**Set problem:** What follows is a set of records; restate each one word for word and drop the pictures.
++++ Data for this task ++++
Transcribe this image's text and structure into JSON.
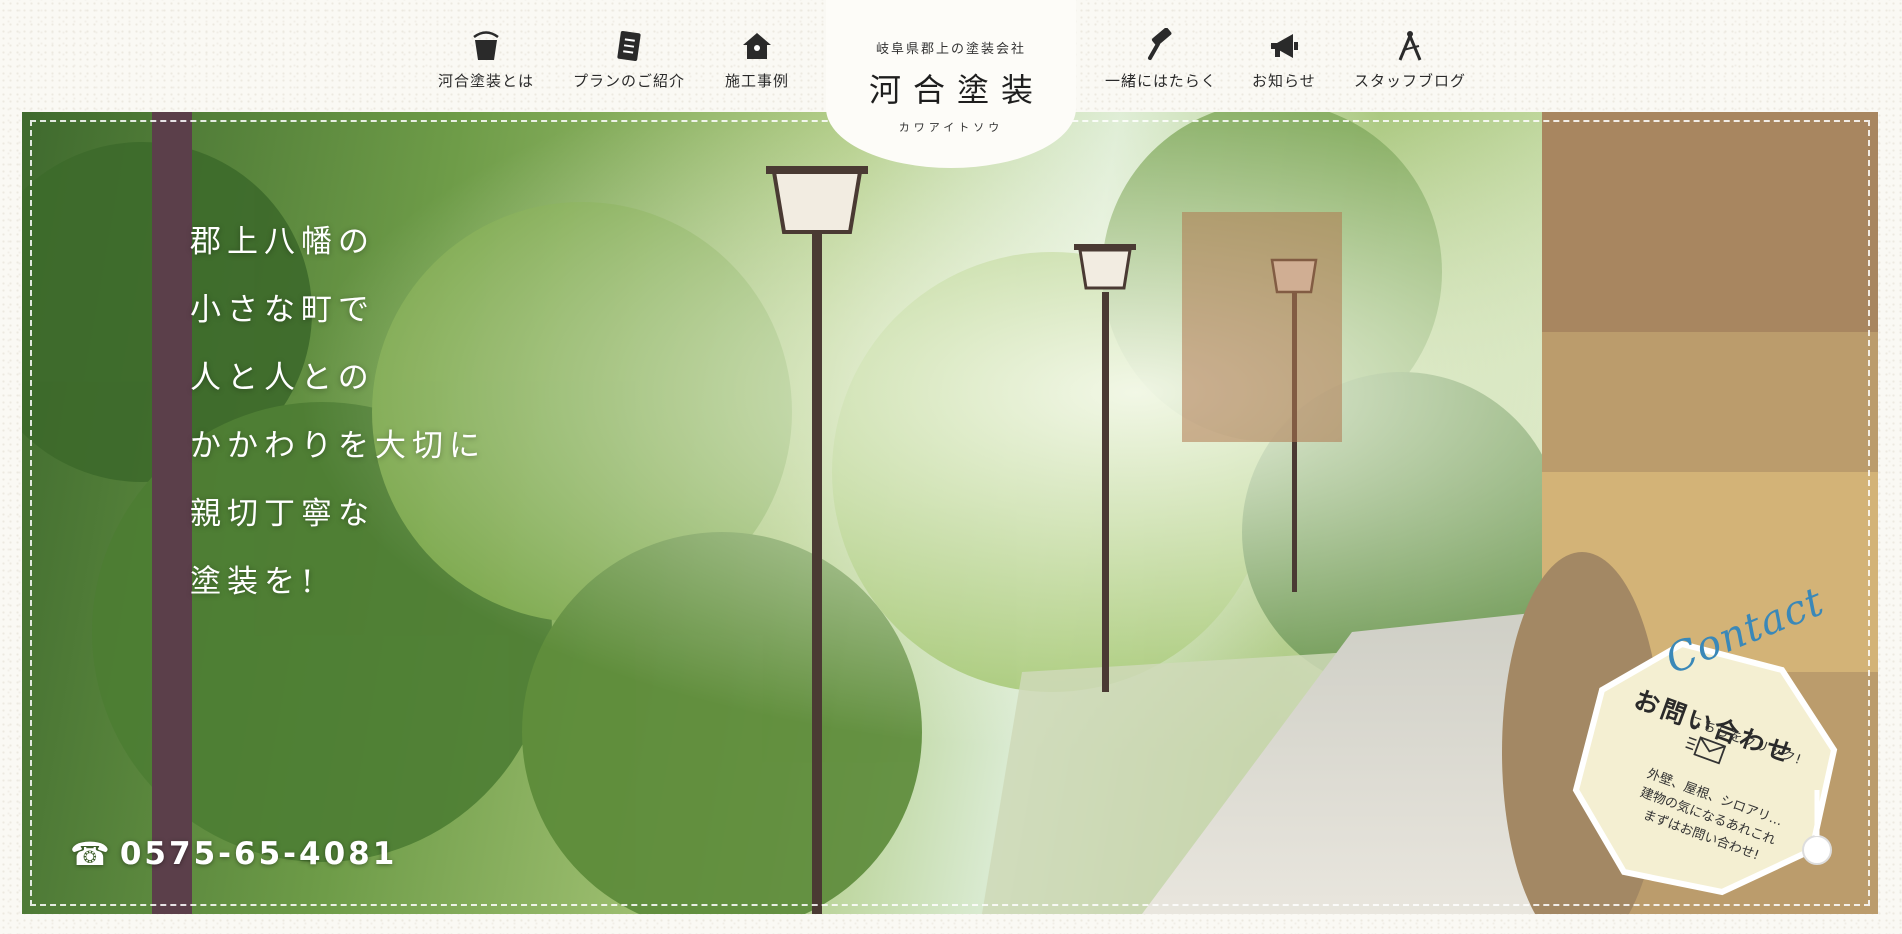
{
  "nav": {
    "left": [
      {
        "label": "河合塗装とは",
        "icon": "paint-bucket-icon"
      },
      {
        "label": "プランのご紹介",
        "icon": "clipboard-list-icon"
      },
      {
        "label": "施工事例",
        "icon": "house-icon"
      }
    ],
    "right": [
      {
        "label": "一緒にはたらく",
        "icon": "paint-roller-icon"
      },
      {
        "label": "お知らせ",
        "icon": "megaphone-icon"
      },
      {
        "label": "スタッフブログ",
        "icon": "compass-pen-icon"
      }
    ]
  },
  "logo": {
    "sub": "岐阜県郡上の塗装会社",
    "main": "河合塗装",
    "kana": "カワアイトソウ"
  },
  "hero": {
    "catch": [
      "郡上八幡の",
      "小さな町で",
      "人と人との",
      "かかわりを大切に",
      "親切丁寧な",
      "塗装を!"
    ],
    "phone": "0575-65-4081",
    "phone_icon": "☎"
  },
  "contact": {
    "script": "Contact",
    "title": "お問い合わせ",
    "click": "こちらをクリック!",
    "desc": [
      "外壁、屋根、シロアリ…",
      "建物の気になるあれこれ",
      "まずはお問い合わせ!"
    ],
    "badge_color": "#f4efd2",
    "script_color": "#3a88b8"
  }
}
++++
**Output for this exercise:**
Transcribe this image's text and structure into JSON.
{
  "nav": {
    "left": [
      {
        "label": "河合塗装とは",
        "icon": "paint-bucket-icon"
      },
      {
        "label": "プランのご紹介",
        "icon": "clipboard-list-icon"
      },
      {
        "label": "施工事例",
        "icon": "house-icon"
      }
    ],
    "right": [
      {
        "label": "一緒にはたらく",
        "icon": "paint-roller-icon"
      },
      {
        "label": "お知らせ",
        "icon": "megaphone-icon"
      },
      {
        "label": "スタッフブログ",
        "icon": "compass-pen-icon"
      }
    ]
  },
  "logo": {
    "sub": "岐阜県郡上の塗装会社",
    "main": "河合塗装",
    "kana": "カワアイトソウ"
  },
  "hero": {
    "catch": [
      "郡上八幡の",
      "小さな町で",
      "人と人との",
      "かかわりを大切に",
      "親切丁寧な",
      "塗装を!"
    ],
    "phone": "0575-65-4081",
    "phone_icon": "☎"
  },
  "contact": {
    "script": "Contact",
    "title": "お問い合わせ",
    "click": "こちらをクリック!",
    "desc": [
      "外壁、屋根、シロアリ…",
      "建物の気になるあれこれ",
      "まずはお問い合わせ!"
    ],
    "badge_color": "#f4efd2",
    "script_color": "#3a88b8"
  }
}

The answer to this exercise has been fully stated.